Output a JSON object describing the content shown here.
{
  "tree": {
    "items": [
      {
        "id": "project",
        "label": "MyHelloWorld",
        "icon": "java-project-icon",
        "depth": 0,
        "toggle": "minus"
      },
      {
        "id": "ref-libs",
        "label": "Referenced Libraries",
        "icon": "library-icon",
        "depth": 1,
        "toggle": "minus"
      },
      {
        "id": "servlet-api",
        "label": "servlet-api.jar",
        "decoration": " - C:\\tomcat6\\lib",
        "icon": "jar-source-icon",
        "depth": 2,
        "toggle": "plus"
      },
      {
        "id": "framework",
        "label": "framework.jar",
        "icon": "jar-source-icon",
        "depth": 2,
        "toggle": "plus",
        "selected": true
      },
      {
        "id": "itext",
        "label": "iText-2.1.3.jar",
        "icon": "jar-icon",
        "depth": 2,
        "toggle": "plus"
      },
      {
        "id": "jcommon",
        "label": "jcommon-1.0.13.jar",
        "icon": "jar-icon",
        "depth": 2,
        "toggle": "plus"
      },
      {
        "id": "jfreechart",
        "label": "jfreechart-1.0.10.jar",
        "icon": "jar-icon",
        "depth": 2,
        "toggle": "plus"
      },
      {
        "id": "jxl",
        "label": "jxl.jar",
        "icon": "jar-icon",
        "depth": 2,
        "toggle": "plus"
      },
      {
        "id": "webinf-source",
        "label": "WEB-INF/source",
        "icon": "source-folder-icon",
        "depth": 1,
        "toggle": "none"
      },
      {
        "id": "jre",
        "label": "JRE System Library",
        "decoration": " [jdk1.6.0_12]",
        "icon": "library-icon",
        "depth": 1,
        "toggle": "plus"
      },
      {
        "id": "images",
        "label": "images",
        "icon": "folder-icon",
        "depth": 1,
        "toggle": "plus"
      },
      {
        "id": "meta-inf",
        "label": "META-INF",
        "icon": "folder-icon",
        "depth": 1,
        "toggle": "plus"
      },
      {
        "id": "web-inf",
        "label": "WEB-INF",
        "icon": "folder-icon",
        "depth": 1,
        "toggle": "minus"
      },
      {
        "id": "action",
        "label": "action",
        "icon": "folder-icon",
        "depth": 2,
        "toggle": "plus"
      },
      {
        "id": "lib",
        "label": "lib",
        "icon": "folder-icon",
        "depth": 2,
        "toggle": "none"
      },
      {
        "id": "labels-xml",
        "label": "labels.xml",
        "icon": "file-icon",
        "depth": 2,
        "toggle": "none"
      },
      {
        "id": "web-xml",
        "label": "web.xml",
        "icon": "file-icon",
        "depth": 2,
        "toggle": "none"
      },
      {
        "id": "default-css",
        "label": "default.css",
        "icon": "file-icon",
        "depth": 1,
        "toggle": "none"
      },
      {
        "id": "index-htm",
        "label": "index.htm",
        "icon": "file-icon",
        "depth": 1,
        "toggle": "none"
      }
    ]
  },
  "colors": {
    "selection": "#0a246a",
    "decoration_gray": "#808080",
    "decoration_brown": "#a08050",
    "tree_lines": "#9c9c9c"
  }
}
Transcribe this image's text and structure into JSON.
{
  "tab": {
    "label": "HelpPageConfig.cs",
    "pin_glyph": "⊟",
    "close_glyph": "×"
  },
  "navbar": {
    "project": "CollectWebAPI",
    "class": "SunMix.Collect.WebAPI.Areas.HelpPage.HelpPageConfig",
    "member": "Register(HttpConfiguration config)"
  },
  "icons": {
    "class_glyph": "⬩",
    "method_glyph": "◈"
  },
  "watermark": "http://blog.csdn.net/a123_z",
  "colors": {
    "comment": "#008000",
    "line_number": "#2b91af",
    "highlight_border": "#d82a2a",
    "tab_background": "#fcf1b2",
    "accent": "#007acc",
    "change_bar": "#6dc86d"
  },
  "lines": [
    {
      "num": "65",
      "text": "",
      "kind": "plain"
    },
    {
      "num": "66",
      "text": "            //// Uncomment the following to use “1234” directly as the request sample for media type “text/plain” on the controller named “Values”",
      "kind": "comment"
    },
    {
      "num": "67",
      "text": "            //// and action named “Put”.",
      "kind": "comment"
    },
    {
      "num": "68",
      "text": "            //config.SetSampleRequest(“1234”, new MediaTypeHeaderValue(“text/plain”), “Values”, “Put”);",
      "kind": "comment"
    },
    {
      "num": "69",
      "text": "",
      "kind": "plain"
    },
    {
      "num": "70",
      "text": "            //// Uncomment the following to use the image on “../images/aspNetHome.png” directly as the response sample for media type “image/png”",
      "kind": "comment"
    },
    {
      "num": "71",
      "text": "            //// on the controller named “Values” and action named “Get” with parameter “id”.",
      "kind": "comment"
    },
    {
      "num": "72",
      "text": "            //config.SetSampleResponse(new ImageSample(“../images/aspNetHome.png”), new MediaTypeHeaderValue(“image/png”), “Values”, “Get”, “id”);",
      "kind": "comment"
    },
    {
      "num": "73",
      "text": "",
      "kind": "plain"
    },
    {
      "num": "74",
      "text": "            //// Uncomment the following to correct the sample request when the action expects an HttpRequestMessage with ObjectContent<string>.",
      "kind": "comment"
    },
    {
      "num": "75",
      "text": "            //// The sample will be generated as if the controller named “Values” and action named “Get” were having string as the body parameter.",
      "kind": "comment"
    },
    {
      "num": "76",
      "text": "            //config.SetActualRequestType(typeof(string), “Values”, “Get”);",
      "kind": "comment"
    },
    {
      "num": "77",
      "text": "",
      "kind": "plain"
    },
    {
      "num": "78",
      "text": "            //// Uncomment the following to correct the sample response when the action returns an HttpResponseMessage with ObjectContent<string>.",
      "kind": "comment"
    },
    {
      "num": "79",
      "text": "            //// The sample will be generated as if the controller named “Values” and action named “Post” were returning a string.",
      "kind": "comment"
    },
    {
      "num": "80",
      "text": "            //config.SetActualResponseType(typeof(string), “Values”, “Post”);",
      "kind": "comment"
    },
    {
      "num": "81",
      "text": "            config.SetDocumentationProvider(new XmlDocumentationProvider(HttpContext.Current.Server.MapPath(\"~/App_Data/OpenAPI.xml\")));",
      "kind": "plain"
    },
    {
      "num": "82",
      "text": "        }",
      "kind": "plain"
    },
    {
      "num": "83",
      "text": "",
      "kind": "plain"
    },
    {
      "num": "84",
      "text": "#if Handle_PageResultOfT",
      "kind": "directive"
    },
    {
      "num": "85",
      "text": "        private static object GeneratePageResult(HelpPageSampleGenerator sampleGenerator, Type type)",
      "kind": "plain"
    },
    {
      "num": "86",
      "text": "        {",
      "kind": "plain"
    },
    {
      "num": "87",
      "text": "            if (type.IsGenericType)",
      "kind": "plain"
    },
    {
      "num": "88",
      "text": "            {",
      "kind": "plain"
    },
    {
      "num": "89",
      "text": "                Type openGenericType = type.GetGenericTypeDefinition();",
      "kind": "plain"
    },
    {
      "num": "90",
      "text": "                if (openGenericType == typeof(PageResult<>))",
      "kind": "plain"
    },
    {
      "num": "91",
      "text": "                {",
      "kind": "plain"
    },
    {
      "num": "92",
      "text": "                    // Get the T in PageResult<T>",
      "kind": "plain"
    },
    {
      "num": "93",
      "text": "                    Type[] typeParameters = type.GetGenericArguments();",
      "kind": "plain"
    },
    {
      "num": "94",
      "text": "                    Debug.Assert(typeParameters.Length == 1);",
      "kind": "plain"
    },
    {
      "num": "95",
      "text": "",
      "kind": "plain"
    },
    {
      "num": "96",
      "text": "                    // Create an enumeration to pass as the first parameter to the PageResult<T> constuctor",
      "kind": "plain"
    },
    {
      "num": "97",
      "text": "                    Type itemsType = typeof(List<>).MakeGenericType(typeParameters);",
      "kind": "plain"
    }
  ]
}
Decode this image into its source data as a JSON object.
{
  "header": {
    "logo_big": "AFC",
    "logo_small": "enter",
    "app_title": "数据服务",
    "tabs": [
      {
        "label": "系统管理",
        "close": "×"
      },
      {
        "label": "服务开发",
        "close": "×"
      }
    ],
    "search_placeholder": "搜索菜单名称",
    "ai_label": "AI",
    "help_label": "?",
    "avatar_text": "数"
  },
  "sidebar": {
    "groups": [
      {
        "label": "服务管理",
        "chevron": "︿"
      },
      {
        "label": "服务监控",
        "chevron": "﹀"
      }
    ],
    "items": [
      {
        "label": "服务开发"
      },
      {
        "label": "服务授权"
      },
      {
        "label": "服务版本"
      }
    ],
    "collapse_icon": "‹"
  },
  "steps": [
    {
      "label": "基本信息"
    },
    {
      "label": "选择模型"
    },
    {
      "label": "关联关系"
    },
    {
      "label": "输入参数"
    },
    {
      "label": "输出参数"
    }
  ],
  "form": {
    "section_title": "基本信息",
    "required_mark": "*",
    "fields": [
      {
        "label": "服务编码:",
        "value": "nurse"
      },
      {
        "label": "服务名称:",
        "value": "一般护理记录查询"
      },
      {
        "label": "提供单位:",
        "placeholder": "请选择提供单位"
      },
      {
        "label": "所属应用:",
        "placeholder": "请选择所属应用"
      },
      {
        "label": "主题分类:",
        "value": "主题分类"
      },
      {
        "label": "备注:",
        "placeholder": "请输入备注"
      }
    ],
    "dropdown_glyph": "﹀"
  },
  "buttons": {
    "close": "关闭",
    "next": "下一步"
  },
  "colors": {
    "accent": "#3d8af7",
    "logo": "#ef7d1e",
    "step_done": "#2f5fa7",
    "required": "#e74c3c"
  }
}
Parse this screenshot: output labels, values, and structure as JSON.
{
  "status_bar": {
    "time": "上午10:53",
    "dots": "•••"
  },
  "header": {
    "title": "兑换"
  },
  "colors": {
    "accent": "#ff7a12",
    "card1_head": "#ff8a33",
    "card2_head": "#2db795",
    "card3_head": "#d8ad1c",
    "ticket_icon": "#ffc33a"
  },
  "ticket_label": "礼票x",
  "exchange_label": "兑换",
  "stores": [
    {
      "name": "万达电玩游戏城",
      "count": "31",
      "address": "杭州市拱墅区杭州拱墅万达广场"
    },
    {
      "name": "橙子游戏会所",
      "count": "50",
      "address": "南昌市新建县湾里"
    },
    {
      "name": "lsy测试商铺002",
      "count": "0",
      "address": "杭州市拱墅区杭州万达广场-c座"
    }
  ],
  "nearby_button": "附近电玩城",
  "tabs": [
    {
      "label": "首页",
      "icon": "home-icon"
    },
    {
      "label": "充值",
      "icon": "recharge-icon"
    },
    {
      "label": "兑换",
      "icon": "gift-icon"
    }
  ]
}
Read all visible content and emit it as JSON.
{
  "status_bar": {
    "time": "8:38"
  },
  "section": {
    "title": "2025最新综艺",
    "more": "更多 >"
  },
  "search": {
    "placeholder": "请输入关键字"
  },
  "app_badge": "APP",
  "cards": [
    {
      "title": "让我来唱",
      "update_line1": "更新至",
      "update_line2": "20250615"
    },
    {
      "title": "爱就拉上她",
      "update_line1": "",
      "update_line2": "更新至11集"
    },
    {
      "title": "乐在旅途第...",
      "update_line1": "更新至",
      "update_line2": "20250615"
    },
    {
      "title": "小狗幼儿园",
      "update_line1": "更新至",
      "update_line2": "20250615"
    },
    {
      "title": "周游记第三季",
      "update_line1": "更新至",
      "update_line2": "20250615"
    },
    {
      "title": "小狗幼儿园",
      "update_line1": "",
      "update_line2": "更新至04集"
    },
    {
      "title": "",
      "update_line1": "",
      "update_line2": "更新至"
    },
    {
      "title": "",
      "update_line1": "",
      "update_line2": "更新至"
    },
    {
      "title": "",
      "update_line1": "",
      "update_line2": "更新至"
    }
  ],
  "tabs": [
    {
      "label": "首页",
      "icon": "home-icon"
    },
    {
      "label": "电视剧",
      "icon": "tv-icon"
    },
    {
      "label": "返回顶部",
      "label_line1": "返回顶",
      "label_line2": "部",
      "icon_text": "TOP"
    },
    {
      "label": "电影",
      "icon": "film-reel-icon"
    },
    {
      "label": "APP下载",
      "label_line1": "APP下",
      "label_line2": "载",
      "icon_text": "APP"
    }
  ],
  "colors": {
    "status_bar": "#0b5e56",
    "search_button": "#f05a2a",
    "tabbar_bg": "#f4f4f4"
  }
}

_Exercise details_
Pick out every line with the string "project" and copy it.

_Worked answer_
        "id": "project",
        "icon": "java-project-icon",
    "project": "CollectWebAPI",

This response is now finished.